(GIVEN PROBLEM): Return the listing below verbatim. Pictures do not belong in the copy.

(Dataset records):

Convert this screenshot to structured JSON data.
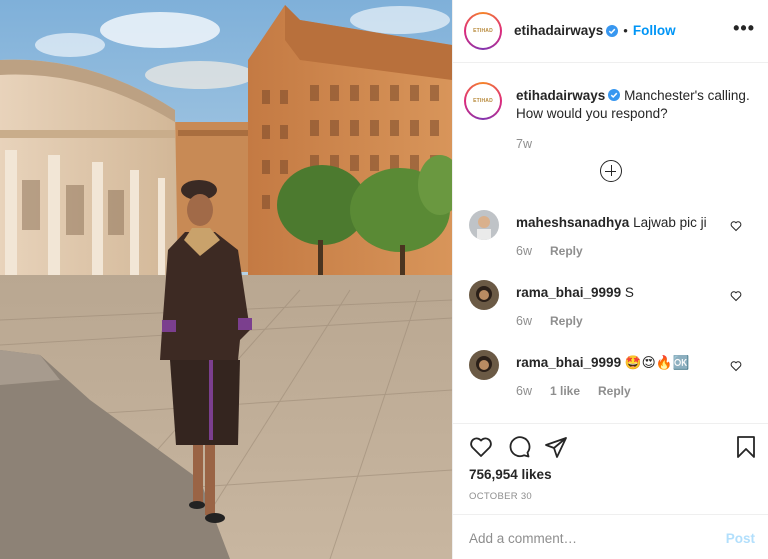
{
  "post": {
    "author": "etihadairways",
    "follow_label": "Follow",
    "separator": "•",
    "more_label": "•••",
    "caption": "Manchester's calling. How would you respond?",
    "caption_time": "7w",
    "likes": "756,954 likes",
    "date": "OCTOBER 30",
    "add_comment_placeholder": "Add a comment…",
    "post_label": "Post"
  },
  "comments": [
    {
      "user": "maheshsanadhya",
      "text": "Lajwab pic ji",
      "time": "6w",
      "likes": "",
      "reply": "Reply"
    },
    {
      "user": "rama_bhai_9999",
      "text": "S",
      "time": "6w",
      "likes": "",
      "reply": "Reply"
    },
    {
      "user": "rama_bhai_9999",
      "text": "🤩😍🔥🆗",
      "time": "6w",
      "likes": "1 like",
      "reply": "Reply"
    }
  ],
  "icons": {
    "verified": "verified-badge-icon",
    "more": "more-options-icon",
    "load_more": "load-more-comments-icon",
    "heart": "heart-icon",
    "comment": "comment-icon",
    "share": "share-icon",
    "save": "bookmark-icon"
  },
  "colors": {
    "follow": "#0095f6",
    "verified": "#3897f0",
    "muted": "#8e8e8e",
    "post_disabled": "#b2dffc",
    "text": "#262626"
  }
}
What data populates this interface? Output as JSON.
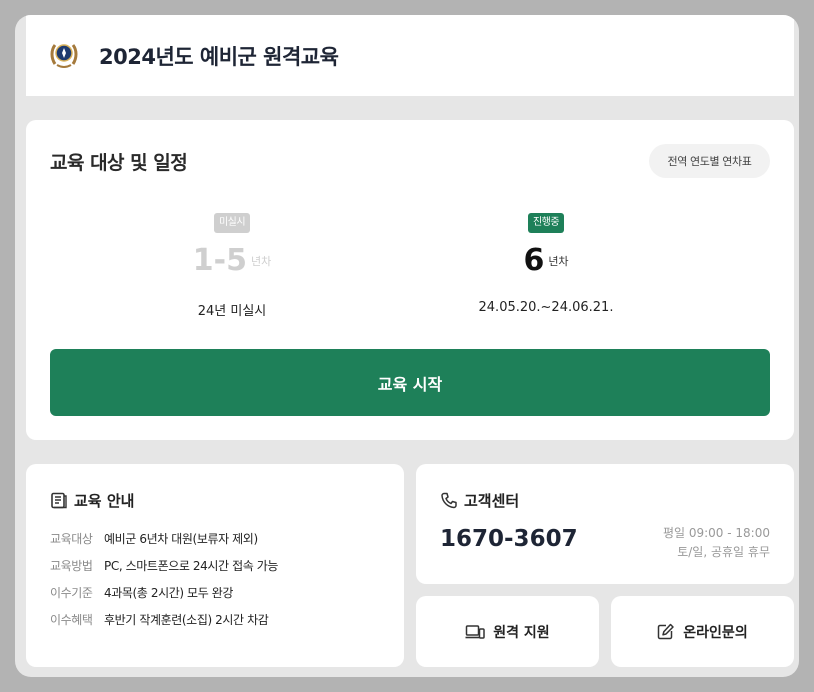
{
  "header": {
    "title": "2024년도 예비군 원격교육",
    "emblem_icon": "reserve-forces-emblem-icon"
  },
  "schedule": {
    "title": "교육 대상 및 일정",
    "year_table_label": "전역 연도별 연차표",
    "groups": [
      {
        "status": "미실시",
        "range": "1-5",
        "unit": "년차",
        "caption": "24년 미실시"
      },
      {
        "status": "진행중",
        "range": "6",
        "unit": "년차",
        "caption": "24.05.20.~24.06.21."
      }
    ],
    "start_label": "교육 시작"
  },
  "info": {
    "title": "교육 안내",
    "icon": "book-icon",
    "rows": [
      {
        "key": "교육대상",
        "value": "예비군 6년차 대원(보류자 제외)"
      },
      {
        "key": "교육방법",
        "value": "PC, 스마트폰으로 24시간 접속 가능"
      },
      {
        "key": "이수기준",
        "value": "4과목(총 2시간) 모두 완강"
      },
      {
        "key": "이수혜택",
        "value": "후반기 작계훈련(소집) 2시간 차감"
      }
    ]
  },
  "customer_center": {
    "title": "고객센터",
    "icon": "phone-icon",
    "phone": "1670-3607",
    "hours_weekday": "평일 09:00 - 18:00",
    "hours_weekend": "토/일, 공휴일 휴무"
  },
  "actions": {
    "remote_label": "원격 지원",
    "remote_icon": "remote-devices-icon",
    "inquiry_label": "온라인문의",
    "inquiry_icon": "edit-icon"
  },
  "colors": {
    "accent": "#1e8059",
    "title": "#1e2535",
    "badge_inactive": "#cfcfcf",
    "background": "#e6e6e6"
  }
}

(RESULT OF THIS TASK):
Convert this screenshot to structured JSON data.
{
  "post": {
    "author": "etihadairways",
    "follow_label": "Follow",
    "separator": "•",
    "more_label": "•••",
    "caption": "Manchester's calling. How would you respond?",
    "caption_time": "7w",
    "likes": "756,954 likes",
    "date": "OCTOBER 30",
    "add_comment_placeholder": "Add a comment…",
    "post_label": "Post"
  },
  "comments": [
    {
      "user": "maheshsanadhya",
      "text": "Lajwab pic ji",
      "time": "6w",
      "likes": "",
      "reply": "Reply"
    },
    {
      "user": "rama_bhai_9999",
      "text": "S",
      "time": "6w",
      "likes": "",
      "reply": "Reply"
    },
    {
      "user": "rama_bhai_9999",
      "text": "🤩😍🔥🆗",
      "time": "6w",
      "likes": "1 like",
      "reply": "Reply"
    }
  ],
  "icons": {
    "verified": "verified-badge-icon",
    "more": "more-options-icon",
    "load_more": "load-more-comments-icon",
    "heart": "heart-icon",
    "comment": "comment-icon",
    "share": "share-icon",
    "save": "bookmark-icon"
  },
  "colors": {
    "follow": "#0095f6",
    "verified": "#3897f0",
    "muted": "#8e8e8e",
    "post_disabled": "#b2dffc",
    "text": "#262626"
  }
}
What data populates this interface? Output as JSON.
{
  "header": {
    "title": "2024년도 예비군 원격교육",
    "emblem_icon": "reserve-forces-emblem-icon"
  },
  "schedule": {
    "title": "교육 대상 및 일정",
    "year_table_label": "전역 연도별 연차표",
    "groups": [
      {
        "status": "미실시",
        "range": "1-5",
        "unit": "년차",
        "caption": "24년 미실시"
      },
      {
        "status": "진행중",
        "range": "6",
        "unit": "년차",
        "caption": "24.05.20.~24.06.21."
      }
    ],
    "start_label": "교육 시작"
  },
  "info": {
    "title": "교육 안내",
    "icon": "book-icon",
    "rows": [
      {
        "key": "교육대상",
        "value": "예비군 6년차 대원(보류자 제외)"
      },
      {
        "key": "교육방법",
        "value": "PC, 스마트폰으로 24시간 접속 가능"
      },
      {
        "key": "이수기준",
        "value": "4과목(총 2시간) 모두 완강"
      },
      {
        "key": "이수혜택",
        "value": "후반기 작계훈련(소집) 2시간 차감"
      }
    ]
  },
  "customer_center": {
    "title": "고객센터",
    "icon": "phone-icon",
    "phone": "1670-3607",
    "hours_weekday": "평일 09:00 - 18:00",
    "hours_weekend": "토/일, 공휴일 휴무"
  },
  "actions": {
    "remote_label": "원격 지원",
    "remote_icon": "remote-devices-icon",
    "inquiry_label": "온라인문의",
    "inquiry_icon": "edit-icon"
  },
  "colors": {
    "accent": "#1e8059",
    "title": "#1e2535",
    "badge_inactive": "#cfcfcf",
    "background": "#e6e6e6"
  }
}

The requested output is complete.